## Excerpted text
◇ ◇ ◇ ◇
Camille Claudel and Nogent-sur-Seine

It was in Nogent-sur-Seine that Camille Claudel’s lifetime calling as a sculptor first took shape. She was twelve when her father was named registrar of mortgages in the administrative capital of the Aube canton. Louis-Prosper Claudel would occupy this position from 1876 to 1879, three years that would leave their indelible mark on his eldest daughter. The young girl became fascinated by modelling.


In this pottery-making region, she found the clay she needed on-site. This activity became so important within the family home that the ever attentive father eventually decided to seek the advice of Alfred Boucher, awarded second prize in sculpture for the Prix de Rome bursary in 1876, most likely upon the artist’s return from Italy. Boucher regularly returned to Nogent to call on his parents. This meeting would prove decisive, with Alfred Boucher detecting the budding talent of the self-taught Camille Claudel. He set about teaching her the rudiments of sculpting, correcting and encouraging her and reinforcing her choices. He was convinced of her artistic qualities.
◇ ◇ ◇ ◇
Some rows

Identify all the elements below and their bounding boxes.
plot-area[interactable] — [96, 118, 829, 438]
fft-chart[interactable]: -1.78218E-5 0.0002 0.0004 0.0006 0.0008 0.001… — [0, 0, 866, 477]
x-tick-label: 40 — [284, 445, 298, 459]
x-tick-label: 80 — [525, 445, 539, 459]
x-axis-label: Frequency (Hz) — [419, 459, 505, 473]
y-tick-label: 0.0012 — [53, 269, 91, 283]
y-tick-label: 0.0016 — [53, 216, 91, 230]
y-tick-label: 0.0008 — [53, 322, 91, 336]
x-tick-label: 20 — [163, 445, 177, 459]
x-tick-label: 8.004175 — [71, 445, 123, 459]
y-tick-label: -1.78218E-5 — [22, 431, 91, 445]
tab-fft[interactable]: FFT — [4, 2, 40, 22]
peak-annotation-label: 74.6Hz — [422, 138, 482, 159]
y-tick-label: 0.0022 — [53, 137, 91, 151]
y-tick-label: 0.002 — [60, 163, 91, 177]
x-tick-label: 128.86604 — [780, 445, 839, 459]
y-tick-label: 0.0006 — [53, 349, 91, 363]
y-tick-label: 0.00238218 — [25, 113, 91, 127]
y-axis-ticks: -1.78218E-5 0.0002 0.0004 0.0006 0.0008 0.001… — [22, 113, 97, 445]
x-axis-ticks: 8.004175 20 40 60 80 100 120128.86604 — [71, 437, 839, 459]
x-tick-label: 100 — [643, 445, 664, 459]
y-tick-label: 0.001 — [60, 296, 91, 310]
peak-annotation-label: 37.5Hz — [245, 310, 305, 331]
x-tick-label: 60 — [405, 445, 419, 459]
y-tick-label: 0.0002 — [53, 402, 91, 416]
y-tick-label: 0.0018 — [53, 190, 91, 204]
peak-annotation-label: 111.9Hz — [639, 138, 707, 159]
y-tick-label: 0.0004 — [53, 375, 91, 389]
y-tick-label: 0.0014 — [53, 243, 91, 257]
◇ ◇ ◇ ◇
## Required tasks
A - Answer these questions from the Camille Claudel text:
(i) How old was Camille Claudel when her father was named registrar of mortgages?
(ii) What award did Alfred Boucher receive in 1876?
(iii) Why did Boucher regularly return to Nogent?
B - Carry on the text about Camille Claudel in Nogent-sur-Seine, starting after its final sentence.

## Task answers
A -
(i) She was twelve.
(ii) He was awarded second prize in sculpture for the Prix de Rome bursary.
(iii) He returned to call on his parents.

B -
Alfred Boucher’s opinion undoubtedly played a central role in Louis-Prosper Claudel’s decision to send to Paris, in 1881, his wife, Louise Athanaïse Claudel, and their three children, Camille, Louise and Paul, so as to offer them a superior education. In Paris, Camille Claudel took courses at the Académie Colarossi, and shared a studio with young female English students. Alfred Boucher stopped by twice weekly to follow her progress, up until 1882 when a gold medal at the Salon des Artistes Français gave him the opportunity to pursue a study trip to Florence. But prior to departing, he convinced Auguste Rodin to take over for him. This choice was significant, for Alfred Boucher, who had orchestrated his defence during The Age of Bronze affair, considered Rodin the greatest sculptor of his time. 

The acquisition in 2008 of the works by Camille Claudel collected by Reine-Marie Paris and Philippe Cressent, to enrich the museum created in Nogent-sur-Seine by Alfred Boucher back in 1902, can be seen as a second encounter between these two local artists.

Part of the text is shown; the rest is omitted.